● Exercise task
Extract each line holding the word "results" from the entries.

begin Records supplied

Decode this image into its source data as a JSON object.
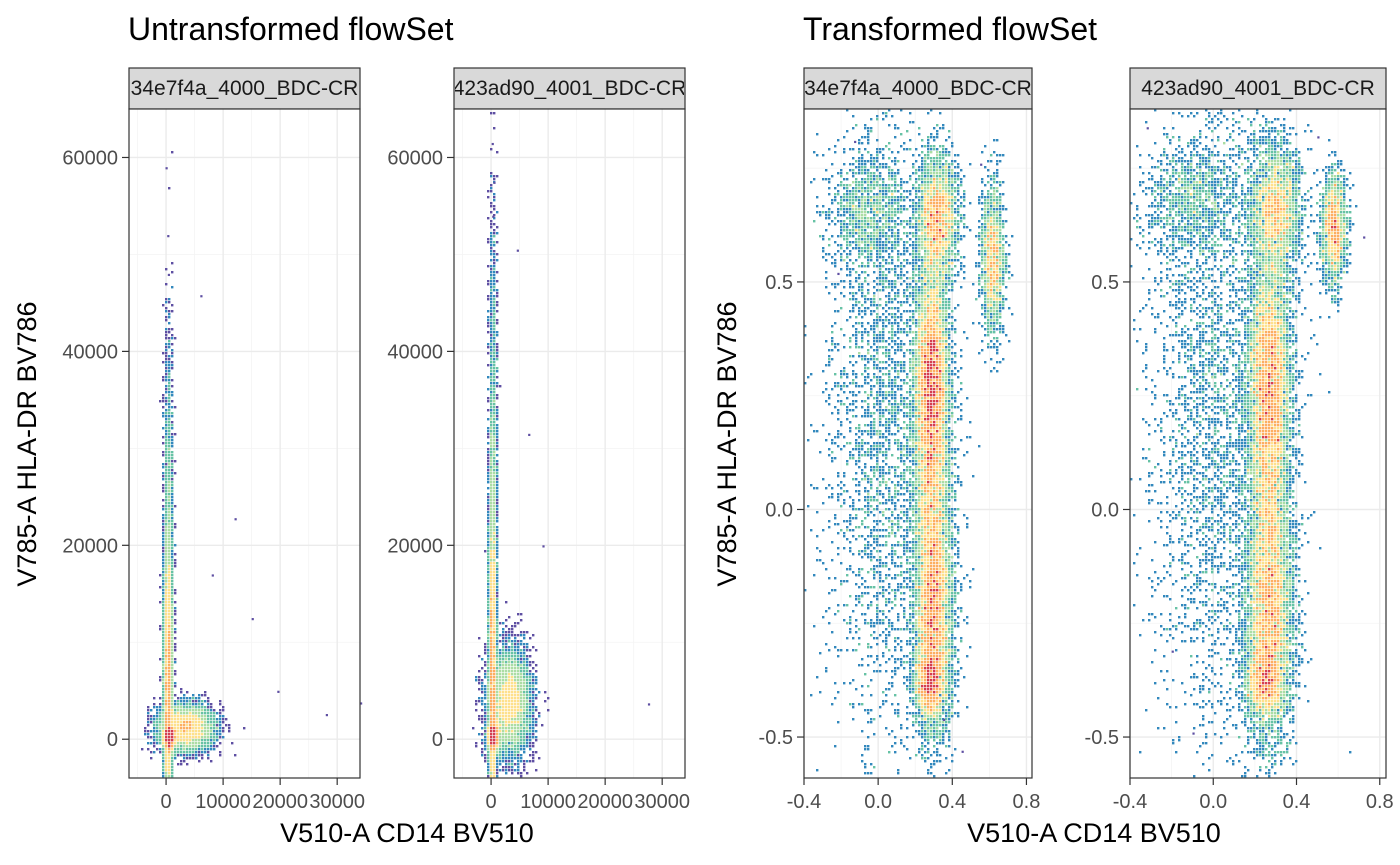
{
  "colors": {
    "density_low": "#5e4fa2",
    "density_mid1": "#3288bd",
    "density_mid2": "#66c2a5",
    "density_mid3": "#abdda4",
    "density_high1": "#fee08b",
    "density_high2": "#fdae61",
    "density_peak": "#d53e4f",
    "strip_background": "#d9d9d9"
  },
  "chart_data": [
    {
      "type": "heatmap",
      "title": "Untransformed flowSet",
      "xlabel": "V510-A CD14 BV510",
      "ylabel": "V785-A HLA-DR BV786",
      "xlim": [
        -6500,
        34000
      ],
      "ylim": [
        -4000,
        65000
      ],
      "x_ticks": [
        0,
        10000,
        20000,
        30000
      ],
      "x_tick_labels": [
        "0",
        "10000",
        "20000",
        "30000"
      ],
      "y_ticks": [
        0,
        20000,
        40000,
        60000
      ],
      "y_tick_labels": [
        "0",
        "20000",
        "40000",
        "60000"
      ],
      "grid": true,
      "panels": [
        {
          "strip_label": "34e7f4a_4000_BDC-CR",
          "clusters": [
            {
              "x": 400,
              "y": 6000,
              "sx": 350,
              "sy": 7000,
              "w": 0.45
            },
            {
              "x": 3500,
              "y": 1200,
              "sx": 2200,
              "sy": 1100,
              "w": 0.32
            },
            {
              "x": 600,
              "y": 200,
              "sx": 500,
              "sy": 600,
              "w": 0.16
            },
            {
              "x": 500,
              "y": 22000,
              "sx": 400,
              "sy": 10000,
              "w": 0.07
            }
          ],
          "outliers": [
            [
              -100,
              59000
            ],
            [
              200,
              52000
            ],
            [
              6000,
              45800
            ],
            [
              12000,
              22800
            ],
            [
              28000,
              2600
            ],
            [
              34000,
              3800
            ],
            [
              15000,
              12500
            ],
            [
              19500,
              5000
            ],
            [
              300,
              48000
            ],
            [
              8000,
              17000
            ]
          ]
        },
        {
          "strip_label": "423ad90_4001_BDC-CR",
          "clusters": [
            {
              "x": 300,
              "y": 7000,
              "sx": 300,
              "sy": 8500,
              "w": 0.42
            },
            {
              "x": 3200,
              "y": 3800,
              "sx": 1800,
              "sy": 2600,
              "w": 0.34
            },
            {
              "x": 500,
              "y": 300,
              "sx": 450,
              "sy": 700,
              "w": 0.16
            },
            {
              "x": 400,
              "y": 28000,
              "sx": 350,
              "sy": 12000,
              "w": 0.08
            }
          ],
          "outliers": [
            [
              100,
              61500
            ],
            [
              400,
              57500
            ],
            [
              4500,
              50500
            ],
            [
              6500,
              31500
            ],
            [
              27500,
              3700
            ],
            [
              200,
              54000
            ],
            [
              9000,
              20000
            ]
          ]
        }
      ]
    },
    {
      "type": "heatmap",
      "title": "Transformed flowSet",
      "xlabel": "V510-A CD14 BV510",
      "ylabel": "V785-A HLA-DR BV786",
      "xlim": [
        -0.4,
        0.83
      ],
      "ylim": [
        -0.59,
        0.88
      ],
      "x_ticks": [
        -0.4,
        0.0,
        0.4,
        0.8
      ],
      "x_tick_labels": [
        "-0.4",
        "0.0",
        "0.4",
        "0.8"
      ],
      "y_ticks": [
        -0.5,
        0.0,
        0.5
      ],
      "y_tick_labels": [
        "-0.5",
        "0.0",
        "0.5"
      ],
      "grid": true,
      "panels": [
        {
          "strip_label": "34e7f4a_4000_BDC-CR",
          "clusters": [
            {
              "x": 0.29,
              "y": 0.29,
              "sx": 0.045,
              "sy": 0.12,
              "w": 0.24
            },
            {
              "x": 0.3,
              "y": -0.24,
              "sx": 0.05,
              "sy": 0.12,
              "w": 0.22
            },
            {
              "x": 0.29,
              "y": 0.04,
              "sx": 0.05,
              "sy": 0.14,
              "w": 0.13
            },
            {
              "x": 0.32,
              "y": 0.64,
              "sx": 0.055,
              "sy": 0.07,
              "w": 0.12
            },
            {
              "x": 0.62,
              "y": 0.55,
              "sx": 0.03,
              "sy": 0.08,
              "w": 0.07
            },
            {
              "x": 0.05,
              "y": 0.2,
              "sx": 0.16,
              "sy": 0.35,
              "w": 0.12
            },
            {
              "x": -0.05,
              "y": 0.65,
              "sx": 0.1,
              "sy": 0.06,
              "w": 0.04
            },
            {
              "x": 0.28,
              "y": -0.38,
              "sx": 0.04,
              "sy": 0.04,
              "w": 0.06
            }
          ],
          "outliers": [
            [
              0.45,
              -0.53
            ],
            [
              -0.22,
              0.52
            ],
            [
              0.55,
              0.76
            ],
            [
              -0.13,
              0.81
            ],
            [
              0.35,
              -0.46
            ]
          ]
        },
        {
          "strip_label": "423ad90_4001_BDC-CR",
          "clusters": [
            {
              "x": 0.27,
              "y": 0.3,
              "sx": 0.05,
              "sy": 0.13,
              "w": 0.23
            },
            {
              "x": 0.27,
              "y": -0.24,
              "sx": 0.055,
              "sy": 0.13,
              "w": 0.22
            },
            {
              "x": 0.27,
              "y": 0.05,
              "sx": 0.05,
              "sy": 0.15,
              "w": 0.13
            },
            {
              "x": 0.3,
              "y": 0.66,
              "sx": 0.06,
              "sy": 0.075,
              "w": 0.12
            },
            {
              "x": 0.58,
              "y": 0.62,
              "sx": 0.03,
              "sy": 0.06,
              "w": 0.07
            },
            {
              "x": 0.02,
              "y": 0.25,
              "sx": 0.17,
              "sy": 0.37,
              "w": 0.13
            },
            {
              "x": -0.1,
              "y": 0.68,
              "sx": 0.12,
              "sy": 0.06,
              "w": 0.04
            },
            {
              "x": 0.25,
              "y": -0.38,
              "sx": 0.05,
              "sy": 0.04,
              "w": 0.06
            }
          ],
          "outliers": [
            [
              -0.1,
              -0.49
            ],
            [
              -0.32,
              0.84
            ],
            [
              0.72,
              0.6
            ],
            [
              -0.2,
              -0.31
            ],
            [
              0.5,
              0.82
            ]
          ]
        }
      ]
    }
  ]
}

end Records supplied
begin Records supplied

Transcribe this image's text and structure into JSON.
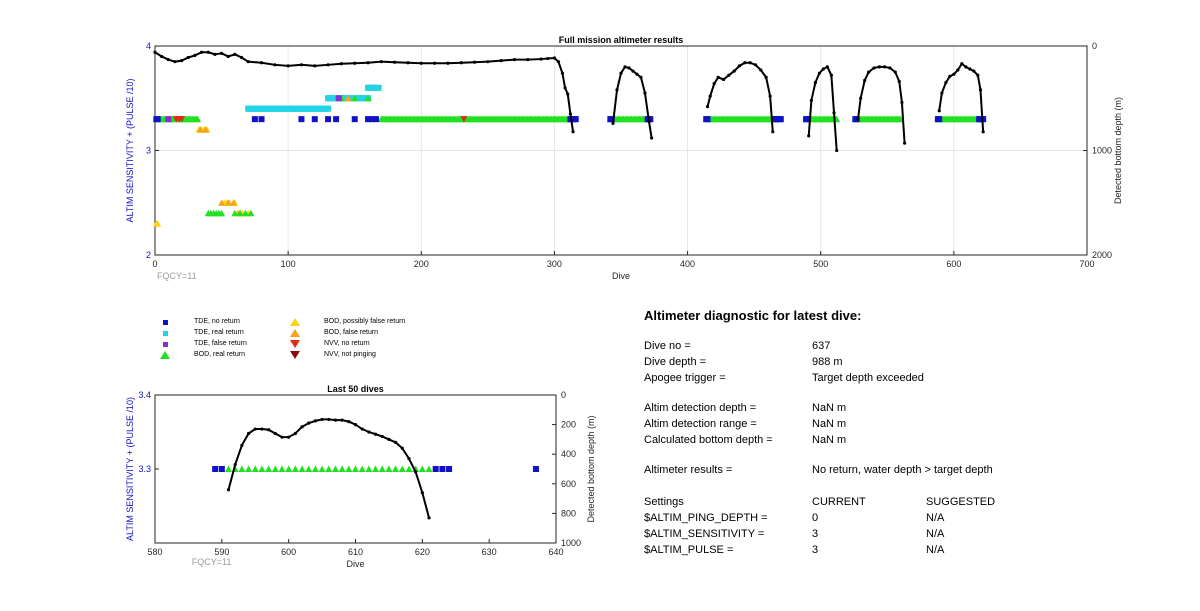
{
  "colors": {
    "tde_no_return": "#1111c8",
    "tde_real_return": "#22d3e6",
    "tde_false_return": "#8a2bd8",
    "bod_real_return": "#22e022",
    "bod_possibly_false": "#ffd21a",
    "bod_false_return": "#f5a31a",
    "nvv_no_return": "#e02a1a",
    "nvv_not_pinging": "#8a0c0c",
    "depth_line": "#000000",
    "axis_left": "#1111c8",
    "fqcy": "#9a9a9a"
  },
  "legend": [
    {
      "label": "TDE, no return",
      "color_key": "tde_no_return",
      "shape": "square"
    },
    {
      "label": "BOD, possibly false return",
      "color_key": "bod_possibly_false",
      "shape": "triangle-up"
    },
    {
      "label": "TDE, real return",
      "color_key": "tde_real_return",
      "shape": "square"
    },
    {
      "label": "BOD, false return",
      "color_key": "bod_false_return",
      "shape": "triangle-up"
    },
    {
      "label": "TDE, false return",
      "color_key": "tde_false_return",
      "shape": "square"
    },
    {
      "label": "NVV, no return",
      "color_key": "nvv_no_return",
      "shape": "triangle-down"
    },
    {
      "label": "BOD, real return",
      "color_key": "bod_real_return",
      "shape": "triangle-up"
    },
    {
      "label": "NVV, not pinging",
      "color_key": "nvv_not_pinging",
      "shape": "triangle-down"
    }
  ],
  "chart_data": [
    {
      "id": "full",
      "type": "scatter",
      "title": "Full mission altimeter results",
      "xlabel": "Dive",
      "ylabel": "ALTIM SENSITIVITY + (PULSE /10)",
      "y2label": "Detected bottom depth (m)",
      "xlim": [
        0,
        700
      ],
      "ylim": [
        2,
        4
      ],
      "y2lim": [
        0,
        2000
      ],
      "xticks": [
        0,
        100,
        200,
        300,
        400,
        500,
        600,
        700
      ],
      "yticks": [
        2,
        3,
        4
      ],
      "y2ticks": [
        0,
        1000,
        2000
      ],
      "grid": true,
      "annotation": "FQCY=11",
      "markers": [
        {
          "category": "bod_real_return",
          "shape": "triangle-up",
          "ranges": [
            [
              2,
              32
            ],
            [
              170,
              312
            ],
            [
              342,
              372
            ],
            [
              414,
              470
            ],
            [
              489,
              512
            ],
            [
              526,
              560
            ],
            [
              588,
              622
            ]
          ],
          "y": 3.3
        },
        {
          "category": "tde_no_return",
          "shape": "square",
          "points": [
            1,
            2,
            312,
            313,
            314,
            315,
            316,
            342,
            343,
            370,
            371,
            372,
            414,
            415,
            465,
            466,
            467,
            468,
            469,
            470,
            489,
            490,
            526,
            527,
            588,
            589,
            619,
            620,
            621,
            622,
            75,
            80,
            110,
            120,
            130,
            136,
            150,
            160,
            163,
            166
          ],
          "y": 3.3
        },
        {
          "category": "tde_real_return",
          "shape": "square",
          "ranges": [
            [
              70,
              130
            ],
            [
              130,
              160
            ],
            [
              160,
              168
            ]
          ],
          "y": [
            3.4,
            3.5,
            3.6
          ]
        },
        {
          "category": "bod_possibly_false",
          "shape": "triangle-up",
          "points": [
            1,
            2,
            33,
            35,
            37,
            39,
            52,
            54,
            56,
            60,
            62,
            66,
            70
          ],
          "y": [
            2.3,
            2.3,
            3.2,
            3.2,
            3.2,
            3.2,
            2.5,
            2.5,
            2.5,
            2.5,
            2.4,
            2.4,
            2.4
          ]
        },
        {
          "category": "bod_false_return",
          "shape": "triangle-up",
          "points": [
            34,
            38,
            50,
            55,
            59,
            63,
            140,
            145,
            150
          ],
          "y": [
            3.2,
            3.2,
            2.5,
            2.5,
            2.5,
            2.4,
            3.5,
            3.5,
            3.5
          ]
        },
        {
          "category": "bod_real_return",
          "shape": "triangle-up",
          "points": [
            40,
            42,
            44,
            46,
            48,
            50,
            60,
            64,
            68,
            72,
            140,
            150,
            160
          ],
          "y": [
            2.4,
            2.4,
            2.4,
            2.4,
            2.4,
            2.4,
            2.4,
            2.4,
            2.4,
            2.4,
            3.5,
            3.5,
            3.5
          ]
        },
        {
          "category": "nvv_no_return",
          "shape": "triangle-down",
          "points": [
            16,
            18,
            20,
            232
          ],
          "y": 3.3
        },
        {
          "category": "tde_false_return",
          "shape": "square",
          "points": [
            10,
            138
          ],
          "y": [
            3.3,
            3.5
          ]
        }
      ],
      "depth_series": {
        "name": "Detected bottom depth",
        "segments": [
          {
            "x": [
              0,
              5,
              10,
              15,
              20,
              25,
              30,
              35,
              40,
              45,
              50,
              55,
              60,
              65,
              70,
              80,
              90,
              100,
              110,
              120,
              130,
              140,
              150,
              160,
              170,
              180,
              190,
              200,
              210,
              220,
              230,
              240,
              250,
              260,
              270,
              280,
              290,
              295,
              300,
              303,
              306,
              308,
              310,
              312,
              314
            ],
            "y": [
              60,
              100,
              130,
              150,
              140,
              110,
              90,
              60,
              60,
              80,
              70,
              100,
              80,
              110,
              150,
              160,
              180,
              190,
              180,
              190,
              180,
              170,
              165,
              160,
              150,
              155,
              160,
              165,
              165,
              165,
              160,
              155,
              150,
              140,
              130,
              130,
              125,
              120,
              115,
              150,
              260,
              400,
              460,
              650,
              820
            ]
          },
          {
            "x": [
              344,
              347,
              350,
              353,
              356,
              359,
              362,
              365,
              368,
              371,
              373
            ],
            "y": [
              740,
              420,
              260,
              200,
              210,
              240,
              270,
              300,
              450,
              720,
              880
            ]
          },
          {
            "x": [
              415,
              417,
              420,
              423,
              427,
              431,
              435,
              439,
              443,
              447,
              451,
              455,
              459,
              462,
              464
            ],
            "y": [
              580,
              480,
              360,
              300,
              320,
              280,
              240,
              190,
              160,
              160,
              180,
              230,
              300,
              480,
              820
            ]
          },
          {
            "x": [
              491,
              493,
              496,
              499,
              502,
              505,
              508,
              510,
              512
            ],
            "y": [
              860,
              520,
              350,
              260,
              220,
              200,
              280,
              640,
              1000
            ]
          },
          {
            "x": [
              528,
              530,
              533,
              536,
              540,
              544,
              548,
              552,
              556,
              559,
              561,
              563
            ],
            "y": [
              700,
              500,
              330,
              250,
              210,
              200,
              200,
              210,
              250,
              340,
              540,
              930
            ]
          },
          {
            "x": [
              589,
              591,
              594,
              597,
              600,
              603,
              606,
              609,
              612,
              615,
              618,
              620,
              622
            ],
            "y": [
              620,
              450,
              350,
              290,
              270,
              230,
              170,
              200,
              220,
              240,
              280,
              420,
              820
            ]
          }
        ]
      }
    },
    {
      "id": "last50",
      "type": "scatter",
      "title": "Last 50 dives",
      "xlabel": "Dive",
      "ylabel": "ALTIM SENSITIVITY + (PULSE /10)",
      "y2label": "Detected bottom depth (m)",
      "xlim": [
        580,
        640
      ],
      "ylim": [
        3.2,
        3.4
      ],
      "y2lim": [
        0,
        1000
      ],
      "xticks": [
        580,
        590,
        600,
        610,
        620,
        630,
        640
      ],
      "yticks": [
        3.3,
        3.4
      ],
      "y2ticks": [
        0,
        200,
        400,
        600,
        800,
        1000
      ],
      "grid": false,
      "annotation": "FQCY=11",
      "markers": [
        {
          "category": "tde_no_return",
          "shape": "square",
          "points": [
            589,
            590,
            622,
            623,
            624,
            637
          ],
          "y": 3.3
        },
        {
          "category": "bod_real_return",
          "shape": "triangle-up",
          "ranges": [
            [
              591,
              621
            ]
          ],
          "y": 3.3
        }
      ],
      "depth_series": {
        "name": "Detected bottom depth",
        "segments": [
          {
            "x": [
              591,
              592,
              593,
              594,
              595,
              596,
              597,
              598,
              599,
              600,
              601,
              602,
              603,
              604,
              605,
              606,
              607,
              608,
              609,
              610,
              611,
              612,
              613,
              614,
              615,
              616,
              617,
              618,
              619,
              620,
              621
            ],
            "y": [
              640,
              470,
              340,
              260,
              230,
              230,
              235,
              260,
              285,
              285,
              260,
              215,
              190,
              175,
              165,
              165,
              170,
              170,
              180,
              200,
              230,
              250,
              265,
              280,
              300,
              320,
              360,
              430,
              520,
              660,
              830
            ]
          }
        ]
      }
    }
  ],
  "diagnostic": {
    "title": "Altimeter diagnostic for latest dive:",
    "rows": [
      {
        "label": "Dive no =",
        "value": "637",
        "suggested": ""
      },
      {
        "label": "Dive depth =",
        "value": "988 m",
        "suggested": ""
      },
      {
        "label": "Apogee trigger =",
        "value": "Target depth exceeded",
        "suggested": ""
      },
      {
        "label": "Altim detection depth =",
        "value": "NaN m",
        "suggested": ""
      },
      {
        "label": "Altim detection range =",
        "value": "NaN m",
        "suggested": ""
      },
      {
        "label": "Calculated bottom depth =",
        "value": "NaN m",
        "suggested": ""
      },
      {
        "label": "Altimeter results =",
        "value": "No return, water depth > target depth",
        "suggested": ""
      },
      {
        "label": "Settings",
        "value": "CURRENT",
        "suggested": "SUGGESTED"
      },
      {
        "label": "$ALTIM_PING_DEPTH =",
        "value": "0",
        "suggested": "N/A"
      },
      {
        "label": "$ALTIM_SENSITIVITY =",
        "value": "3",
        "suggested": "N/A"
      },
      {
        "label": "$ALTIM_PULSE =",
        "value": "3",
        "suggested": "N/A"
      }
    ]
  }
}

end Records supplied

● Completed task
      "title": "Full mission altimeter results",
        "label": "Altimeter results =",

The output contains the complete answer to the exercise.